**Provided material:**
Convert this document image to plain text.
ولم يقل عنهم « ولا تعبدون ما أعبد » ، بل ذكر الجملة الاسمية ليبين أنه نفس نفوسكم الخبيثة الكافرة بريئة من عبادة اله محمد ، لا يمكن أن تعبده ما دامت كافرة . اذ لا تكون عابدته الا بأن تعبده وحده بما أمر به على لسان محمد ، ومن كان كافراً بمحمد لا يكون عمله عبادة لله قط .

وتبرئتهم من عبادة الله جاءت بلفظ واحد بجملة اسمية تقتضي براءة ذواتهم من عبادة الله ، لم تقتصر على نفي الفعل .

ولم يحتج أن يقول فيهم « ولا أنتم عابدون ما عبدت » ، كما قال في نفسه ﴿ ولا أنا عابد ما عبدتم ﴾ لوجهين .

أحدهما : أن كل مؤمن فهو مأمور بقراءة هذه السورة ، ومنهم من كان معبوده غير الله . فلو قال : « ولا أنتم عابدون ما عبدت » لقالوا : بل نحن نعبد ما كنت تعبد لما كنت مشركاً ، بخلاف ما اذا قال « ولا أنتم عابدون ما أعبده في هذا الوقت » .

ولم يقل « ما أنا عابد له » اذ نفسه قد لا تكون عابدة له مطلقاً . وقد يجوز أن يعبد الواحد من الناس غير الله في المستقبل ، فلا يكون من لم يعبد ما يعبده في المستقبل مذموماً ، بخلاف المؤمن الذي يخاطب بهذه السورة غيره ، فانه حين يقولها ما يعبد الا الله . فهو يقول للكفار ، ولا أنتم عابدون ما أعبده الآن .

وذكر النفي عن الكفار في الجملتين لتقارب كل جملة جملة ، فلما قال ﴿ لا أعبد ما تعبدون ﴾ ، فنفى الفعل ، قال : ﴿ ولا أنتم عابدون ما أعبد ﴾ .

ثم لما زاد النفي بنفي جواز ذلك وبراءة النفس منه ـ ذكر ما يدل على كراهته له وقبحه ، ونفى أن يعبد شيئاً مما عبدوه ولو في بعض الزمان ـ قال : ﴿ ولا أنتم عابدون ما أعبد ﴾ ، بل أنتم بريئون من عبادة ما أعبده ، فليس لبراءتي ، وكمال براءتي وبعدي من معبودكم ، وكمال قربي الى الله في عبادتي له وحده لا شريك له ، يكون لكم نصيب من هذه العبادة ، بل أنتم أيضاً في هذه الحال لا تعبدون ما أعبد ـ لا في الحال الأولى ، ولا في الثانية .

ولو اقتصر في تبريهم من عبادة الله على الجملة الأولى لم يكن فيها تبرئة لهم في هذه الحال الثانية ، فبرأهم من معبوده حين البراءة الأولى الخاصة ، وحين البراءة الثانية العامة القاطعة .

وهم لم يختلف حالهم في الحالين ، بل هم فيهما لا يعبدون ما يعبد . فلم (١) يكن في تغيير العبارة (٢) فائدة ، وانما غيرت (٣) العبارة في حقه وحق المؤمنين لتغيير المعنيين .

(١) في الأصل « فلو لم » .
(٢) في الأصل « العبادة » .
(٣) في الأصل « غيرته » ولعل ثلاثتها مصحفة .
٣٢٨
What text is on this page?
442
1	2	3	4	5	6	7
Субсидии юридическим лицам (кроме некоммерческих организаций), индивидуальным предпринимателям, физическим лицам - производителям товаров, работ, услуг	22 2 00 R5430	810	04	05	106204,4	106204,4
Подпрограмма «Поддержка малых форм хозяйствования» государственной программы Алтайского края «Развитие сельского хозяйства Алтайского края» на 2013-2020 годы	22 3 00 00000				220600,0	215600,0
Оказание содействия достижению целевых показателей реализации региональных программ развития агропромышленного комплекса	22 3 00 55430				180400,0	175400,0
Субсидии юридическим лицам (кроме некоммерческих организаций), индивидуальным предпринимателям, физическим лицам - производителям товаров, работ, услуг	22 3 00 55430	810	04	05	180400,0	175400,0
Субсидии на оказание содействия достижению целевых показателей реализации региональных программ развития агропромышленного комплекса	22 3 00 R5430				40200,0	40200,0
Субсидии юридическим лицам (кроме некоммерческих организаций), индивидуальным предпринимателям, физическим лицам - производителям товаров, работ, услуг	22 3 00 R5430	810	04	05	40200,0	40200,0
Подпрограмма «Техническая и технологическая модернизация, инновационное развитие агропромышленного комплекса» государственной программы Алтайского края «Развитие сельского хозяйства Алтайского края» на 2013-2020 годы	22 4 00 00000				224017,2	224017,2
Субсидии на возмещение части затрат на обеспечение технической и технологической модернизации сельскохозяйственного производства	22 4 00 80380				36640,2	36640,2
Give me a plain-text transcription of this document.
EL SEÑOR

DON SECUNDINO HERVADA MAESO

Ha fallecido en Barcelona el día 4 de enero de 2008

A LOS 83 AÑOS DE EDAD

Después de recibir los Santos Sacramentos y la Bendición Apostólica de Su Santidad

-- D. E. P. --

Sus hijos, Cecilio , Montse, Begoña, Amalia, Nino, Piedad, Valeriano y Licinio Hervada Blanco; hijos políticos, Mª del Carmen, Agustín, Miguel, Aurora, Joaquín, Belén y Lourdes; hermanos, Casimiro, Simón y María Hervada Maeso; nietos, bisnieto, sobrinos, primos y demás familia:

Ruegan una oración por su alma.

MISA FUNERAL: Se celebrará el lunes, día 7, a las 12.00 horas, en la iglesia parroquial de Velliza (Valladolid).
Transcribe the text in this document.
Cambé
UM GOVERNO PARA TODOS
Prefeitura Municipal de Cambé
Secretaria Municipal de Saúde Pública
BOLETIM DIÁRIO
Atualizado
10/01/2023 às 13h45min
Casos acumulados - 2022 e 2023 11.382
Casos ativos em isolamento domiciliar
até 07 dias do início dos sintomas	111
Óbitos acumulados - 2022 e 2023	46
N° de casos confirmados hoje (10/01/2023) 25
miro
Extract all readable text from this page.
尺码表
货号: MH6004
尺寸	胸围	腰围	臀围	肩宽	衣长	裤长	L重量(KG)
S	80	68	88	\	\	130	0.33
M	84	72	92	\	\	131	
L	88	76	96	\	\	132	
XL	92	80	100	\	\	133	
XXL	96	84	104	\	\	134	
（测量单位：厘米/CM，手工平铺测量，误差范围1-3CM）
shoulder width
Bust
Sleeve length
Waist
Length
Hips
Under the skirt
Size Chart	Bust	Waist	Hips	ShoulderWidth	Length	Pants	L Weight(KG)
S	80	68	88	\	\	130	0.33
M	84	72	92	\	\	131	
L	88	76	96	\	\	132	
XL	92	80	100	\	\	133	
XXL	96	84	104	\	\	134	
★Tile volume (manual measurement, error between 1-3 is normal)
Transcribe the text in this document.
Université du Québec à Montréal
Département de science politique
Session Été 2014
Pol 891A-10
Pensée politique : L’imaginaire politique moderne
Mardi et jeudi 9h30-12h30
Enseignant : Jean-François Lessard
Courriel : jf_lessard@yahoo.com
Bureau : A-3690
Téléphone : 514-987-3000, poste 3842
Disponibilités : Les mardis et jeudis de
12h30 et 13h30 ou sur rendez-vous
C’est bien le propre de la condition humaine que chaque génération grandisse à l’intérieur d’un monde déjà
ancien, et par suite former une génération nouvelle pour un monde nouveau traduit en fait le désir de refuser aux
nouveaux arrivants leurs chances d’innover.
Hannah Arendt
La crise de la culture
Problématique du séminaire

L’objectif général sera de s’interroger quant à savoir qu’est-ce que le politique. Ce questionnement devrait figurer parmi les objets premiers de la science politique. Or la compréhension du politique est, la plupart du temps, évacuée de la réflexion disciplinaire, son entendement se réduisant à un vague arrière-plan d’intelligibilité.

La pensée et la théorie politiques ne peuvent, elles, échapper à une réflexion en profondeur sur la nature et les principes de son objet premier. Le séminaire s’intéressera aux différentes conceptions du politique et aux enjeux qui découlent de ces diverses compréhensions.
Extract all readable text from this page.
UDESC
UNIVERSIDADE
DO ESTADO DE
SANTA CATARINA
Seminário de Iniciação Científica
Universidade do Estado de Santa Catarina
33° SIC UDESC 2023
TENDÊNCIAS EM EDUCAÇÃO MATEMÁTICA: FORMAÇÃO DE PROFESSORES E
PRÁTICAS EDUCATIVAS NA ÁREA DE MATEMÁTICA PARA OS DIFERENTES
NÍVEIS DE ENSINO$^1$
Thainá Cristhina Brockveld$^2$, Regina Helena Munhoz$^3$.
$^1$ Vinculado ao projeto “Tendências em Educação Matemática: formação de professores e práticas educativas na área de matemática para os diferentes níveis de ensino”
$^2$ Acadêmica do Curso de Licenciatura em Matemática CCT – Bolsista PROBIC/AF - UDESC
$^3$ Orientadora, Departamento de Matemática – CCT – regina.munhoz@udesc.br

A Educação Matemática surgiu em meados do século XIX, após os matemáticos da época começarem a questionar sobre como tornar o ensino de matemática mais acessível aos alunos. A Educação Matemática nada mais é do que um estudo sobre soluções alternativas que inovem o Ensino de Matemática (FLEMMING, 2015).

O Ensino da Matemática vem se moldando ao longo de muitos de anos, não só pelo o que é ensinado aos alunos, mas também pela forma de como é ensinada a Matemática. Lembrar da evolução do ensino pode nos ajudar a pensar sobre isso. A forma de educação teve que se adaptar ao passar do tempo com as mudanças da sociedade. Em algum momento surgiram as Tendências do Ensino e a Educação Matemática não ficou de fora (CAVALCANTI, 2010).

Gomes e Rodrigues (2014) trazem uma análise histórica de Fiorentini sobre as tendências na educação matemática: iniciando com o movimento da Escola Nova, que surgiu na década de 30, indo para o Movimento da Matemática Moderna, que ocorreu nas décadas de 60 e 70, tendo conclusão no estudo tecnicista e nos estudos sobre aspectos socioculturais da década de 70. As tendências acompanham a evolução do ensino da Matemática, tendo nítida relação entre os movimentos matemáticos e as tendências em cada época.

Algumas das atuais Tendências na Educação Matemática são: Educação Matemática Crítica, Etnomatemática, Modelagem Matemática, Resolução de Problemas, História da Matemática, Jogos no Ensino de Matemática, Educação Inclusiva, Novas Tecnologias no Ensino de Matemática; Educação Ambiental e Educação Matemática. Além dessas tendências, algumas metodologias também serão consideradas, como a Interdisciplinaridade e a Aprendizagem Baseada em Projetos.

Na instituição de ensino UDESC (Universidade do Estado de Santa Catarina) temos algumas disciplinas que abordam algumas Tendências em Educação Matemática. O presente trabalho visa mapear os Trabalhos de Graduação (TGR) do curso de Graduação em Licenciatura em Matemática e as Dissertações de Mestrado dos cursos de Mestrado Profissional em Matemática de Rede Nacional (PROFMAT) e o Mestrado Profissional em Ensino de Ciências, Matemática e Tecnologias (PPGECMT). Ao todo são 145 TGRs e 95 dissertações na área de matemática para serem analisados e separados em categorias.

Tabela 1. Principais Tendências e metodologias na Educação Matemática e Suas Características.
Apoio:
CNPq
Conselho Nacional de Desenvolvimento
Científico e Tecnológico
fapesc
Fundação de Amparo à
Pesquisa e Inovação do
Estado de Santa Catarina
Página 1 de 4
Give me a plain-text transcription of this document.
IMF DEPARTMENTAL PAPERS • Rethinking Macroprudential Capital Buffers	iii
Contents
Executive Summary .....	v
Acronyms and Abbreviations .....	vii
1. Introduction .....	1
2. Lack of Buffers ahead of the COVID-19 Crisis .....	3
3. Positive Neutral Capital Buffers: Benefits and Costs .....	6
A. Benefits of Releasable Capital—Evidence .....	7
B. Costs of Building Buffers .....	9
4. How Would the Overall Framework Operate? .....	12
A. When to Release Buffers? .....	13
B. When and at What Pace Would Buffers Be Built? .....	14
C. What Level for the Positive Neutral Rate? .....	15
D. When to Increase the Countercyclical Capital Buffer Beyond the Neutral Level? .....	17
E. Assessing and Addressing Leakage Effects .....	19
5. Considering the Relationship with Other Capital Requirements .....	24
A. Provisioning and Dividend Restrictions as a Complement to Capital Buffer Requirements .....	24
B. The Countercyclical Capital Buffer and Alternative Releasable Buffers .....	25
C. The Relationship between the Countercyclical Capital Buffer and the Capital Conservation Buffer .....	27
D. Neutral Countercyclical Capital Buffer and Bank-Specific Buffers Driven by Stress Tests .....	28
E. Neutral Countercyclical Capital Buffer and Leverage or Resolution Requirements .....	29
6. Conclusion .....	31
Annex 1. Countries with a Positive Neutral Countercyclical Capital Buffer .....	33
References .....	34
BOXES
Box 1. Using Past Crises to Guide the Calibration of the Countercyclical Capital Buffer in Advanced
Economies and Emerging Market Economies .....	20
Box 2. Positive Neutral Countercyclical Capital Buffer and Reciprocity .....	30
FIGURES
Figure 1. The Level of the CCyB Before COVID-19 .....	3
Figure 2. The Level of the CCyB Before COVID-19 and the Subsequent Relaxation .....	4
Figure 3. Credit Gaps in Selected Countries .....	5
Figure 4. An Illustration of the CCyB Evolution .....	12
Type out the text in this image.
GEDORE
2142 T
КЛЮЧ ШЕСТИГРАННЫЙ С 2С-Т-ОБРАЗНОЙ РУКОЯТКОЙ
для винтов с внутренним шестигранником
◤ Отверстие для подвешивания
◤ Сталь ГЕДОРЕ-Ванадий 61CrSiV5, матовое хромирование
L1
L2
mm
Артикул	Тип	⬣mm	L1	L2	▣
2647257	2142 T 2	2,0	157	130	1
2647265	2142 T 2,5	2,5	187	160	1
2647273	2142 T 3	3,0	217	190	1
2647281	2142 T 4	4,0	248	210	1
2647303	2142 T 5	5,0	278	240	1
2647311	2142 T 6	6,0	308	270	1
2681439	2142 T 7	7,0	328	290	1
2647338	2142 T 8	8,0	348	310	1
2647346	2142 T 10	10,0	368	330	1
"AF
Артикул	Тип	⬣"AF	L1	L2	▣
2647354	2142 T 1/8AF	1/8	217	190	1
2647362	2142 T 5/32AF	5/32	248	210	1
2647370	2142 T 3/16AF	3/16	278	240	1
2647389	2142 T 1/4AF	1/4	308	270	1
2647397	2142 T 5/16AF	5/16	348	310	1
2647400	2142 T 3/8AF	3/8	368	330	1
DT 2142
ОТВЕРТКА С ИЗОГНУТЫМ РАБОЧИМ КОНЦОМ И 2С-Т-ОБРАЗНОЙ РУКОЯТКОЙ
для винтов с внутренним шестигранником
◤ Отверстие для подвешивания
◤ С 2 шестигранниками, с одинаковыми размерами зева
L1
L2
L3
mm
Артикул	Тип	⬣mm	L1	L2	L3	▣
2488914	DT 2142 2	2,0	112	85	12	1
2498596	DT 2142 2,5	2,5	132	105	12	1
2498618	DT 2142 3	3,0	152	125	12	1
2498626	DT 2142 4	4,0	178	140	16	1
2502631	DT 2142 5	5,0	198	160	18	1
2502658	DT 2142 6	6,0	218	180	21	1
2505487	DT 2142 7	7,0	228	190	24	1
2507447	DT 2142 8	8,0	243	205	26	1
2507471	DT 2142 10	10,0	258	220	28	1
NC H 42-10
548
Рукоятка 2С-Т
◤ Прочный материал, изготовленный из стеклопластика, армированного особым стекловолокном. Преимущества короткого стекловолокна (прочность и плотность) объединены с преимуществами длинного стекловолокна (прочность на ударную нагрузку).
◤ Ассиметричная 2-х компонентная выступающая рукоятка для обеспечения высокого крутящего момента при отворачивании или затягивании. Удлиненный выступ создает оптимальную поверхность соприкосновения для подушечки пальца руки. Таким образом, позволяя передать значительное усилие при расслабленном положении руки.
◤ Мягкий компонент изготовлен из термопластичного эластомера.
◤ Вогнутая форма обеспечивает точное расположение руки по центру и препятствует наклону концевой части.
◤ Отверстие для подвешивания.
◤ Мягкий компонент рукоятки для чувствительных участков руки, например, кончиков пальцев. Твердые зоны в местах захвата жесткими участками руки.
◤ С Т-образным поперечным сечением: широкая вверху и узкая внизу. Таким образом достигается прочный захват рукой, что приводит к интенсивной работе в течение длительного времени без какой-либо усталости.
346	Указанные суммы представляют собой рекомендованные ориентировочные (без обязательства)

**Exercise description:**
Write out every line from the entries where "предпринимателям" appears.

**Right answer:**
Субсидии юридическим лицам (кроме некоммерческих организаций), индивидуальным предпринимателям, физическим лицам - производителям товаров, работ, услуг	22 2 00 R5430	810	04	05	106204,4	106204,4
Субсидии юридическим лицам (кроме некоммерческих организаций), индивидуальным предпринимателям, физическим лицам - производителям товаров, работ, услуг	22 3 00 55430	810	04	05	180400,0	175400,0
Субсидии юридическим лицам (кроме некоммерческих организаций), индивидуальным предпринимателям, физическим лицам - производителям товаров, работ, услуг	22 3 00 R5430	810	04	05	40200,0	40200,0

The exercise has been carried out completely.